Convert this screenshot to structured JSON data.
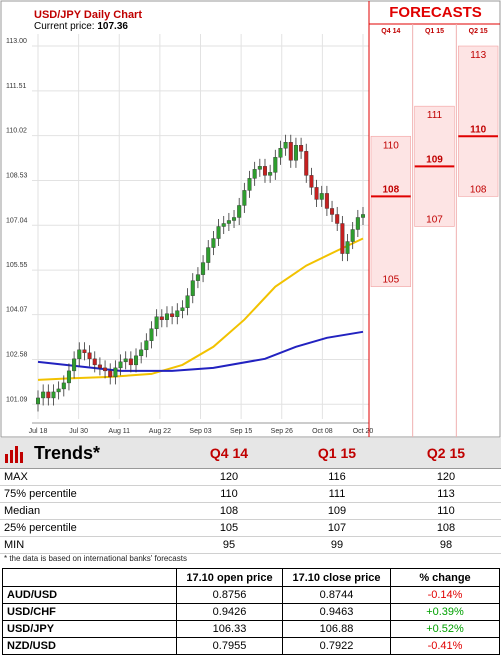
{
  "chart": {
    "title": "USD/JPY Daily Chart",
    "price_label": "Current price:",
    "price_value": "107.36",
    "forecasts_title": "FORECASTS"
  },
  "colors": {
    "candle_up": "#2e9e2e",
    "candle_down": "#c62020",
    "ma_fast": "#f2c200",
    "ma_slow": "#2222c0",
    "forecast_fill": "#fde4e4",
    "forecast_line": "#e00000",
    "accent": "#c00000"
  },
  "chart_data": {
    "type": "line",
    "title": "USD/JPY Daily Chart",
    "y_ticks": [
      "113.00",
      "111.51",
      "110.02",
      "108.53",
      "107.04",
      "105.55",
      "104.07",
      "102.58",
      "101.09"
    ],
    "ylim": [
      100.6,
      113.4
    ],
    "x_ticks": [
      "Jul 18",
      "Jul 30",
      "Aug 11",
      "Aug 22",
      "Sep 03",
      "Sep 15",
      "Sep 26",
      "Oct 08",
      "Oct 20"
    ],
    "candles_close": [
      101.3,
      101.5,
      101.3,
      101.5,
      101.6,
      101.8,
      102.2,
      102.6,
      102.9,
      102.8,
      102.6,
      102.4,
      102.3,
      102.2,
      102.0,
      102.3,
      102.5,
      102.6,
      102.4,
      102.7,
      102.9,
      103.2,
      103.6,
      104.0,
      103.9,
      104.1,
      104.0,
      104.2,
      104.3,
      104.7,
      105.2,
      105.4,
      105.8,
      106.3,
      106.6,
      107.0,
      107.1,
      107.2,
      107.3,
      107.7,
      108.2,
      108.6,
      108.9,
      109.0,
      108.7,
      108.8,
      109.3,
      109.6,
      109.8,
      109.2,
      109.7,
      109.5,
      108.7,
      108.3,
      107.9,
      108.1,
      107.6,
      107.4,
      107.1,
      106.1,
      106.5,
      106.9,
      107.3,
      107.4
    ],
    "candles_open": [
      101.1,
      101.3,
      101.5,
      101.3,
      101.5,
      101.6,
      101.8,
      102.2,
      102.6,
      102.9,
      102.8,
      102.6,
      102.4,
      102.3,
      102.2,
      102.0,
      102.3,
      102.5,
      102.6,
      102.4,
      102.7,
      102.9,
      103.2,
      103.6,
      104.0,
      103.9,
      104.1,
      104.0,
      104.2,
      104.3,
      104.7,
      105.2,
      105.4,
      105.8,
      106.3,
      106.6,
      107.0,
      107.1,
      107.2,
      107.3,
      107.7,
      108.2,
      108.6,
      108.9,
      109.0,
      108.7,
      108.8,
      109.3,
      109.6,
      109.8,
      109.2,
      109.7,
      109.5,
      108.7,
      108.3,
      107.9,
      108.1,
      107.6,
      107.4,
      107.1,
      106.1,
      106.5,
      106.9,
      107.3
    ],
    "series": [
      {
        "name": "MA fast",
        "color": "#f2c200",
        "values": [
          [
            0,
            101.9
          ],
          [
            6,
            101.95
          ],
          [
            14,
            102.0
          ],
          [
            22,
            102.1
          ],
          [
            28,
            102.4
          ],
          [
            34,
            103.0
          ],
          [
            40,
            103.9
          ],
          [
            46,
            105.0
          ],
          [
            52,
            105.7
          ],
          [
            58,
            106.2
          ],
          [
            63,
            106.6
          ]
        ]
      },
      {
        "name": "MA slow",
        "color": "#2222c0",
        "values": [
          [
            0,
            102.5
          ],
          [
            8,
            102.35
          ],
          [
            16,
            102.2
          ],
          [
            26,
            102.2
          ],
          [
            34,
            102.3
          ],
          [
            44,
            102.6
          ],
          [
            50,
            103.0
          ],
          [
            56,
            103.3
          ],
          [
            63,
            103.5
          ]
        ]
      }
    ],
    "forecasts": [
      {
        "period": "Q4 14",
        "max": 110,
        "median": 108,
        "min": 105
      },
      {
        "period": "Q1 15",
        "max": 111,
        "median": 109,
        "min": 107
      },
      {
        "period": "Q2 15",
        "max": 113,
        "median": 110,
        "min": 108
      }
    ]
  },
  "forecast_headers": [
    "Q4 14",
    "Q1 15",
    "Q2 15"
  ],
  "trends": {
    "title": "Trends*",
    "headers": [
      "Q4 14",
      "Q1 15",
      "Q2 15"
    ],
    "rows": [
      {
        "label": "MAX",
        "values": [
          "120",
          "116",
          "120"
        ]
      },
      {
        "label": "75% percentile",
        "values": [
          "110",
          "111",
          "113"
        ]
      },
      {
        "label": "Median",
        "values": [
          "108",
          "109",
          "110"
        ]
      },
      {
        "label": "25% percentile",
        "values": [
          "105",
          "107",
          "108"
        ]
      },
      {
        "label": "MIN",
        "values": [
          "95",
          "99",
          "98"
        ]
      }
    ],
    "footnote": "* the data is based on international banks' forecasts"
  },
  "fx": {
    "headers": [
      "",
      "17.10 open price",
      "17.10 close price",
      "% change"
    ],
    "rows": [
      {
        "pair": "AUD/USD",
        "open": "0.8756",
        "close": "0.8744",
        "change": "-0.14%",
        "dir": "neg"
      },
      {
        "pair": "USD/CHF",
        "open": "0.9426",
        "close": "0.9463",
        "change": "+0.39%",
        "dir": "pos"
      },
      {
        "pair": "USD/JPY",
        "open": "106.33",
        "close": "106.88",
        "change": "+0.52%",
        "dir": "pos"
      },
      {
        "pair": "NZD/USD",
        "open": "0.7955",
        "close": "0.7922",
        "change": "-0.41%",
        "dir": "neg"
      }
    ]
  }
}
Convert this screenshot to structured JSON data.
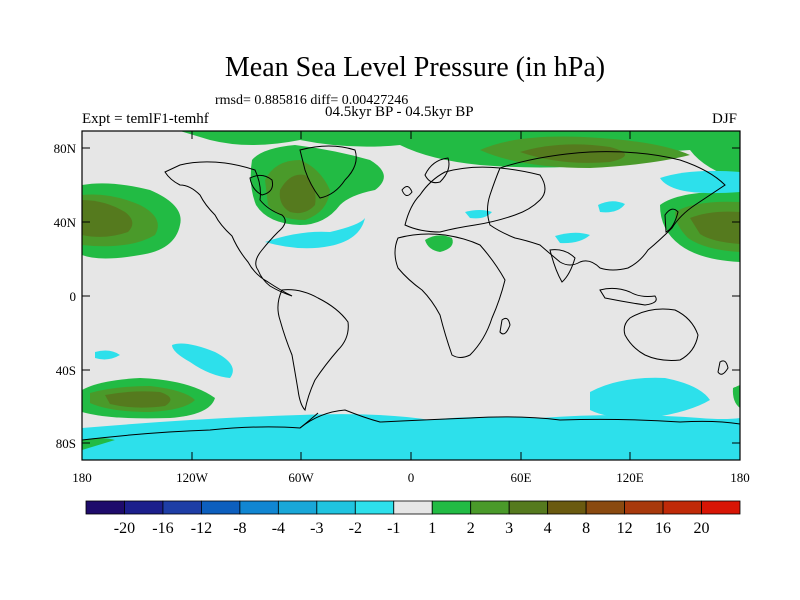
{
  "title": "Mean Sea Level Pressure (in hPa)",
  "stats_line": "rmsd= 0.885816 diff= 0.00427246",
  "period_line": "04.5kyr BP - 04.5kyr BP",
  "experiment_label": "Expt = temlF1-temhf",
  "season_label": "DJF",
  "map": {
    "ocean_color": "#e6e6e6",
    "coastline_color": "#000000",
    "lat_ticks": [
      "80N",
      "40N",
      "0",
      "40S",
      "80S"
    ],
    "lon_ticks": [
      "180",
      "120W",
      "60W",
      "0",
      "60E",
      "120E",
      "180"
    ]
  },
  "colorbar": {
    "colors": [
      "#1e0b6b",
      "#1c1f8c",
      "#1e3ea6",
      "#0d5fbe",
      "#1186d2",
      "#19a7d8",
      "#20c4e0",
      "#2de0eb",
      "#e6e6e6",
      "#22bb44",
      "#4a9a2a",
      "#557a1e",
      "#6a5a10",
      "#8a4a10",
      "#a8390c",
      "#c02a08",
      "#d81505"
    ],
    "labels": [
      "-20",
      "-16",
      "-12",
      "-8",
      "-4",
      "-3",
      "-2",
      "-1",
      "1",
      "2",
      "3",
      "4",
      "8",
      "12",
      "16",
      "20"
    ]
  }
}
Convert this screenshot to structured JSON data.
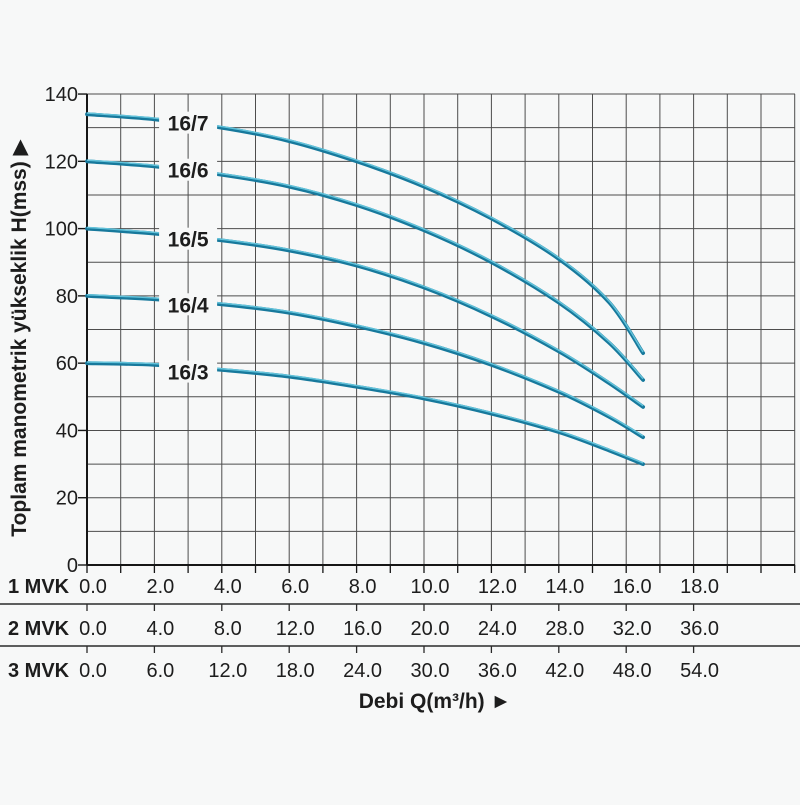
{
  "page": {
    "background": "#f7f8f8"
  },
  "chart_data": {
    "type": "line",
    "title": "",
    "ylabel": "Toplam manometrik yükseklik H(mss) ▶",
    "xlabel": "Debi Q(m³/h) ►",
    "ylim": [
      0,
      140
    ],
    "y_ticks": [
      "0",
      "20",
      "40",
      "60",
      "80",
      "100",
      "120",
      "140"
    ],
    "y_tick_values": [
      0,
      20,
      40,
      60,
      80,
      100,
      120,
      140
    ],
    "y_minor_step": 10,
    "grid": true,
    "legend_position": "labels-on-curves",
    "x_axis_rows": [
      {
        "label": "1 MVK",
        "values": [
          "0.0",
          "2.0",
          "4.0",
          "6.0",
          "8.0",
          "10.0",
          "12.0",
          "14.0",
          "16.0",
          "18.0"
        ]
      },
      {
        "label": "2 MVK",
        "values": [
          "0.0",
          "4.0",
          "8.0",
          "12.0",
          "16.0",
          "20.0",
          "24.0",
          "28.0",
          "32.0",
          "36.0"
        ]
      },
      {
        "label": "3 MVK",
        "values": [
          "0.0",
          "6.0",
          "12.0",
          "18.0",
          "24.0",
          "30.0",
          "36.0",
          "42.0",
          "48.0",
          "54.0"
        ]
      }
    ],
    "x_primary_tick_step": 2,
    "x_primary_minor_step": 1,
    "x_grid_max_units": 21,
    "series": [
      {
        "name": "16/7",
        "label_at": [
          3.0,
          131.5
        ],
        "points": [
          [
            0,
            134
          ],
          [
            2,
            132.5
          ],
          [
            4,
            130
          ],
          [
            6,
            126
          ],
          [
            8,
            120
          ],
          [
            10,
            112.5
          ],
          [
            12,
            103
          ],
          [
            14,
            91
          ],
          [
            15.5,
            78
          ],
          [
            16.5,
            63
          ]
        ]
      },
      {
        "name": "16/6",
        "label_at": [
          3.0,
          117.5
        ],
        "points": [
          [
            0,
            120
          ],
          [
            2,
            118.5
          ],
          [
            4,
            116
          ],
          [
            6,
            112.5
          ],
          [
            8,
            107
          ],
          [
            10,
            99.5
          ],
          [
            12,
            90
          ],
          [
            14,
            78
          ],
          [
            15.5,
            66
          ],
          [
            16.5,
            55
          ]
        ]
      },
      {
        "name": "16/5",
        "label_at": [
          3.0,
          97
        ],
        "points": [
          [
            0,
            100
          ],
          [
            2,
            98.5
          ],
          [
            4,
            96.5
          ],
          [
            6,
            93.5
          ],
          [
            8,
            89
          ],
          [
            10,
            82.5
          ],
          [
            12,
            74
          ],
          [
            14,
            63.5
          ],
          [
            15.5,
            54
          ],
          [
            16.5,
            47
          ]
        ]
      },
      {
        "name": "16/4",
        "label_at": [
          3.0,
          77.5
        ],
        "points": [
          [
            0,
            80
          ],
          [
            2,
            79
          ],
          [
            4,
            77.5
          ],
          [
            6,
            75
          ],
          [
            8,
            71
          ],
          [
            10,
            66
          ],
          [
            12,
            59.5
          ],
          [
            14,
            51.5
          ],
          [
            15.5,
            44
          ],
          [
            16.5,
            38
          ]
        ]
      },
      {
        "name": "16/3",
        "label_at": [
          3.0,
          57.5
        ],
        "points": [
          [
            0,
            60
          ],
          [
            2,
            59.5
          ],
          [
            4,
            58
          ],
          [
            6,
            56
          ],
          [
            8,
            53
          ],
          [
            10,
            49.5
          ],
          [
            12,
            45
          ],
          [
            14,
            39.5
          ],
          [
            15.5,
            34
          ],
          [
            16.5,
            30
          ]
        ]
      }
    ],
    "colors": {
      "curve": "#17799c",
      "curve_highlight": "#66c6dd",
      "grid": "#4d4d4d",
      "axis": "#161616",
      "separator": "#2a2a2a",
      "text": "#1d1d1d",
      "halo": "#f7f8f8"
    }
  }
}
--
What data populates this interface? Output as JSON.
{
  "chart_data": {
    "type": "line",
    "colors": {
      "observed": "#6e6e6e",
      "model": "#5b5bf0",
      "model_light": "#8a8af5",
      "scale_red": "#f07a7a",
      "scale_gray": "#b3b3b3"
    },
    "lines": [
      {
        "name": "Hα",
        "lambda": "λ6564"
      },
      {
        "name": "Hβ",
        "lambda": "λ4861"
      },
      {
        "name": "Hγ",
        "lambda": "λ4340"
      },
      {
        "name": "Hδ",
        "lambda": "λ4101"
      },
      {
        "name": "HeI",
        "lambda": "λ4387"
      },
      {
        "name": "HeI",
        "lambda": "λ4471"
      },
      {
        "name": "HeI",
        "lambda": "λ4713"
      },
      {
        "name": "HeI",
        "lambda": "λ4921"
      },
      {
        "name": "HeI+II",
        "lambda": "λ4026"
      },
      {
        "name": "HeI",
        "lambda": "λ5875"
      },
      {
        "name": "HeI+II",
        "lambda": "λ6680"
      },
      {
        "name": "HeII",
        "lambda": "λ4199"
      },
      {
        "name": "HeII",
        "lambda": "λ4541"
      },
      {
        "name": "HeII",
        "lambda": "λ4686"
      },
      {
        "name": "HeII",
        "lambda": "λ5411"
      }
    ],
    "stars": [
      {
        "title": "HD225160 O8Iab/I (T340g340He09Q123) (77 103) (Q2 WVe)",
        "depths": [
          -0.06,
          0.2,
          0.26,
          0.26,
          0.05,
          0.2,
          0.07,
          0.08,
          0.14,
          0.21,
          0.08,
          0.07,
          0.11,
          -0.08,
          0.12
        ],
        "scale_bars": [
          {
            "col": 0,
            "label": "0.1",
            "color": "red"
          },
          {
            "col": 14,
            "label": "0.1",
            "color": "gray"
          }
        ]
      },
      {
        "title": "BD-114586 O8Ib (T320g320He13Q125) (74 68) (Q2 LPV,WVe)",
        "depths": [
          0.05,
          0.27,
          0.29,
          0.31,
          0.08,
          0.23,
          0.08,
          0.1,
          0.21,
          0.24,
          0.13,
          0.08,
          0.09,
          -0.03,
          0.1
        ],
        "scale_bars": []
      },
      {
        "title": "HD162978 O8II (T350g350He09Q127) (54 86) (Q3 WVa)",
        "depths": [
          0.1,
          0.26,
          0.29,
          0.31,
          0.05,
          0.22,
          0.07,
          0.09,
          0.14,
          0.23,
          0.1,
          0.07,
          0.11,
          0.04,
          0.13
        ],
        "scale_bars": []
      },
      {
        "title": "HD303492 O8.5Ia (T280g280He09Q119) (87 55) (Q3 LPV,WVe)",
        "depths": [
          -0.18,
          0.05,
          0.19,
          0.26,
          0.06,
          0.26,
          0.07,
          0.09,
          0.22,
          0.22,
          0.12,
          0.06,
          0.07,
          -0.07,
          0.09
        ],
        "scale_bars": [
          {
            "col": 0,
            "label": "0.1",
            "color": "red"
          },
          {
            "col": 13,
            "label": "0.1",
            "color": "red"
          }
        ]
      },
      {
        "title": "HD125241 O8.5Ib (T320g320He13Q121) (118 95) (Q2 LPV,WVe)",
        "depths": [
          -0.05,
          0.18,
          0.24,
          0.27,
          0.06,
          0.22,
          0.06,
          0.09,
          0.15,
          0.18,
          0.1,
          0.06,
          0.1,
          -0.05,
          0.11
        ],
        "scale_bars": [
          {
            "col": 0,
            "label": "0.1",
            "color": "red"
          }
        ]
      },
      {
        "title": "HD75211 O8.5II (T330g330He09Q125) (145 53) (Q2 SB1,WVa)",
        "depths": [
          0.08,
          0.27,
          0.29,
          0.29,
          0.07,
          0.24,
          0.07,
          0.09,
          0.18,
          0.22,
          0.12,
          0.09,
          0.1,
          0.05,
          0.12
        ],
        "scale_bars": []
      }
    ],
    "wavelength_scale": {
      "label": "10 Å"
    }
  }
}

> **Written exercise**: Copy out every line from the material above in which the word "labels" appears.

> **Task output**:
    "labels": [
    "legend_position": "labels-on-curves",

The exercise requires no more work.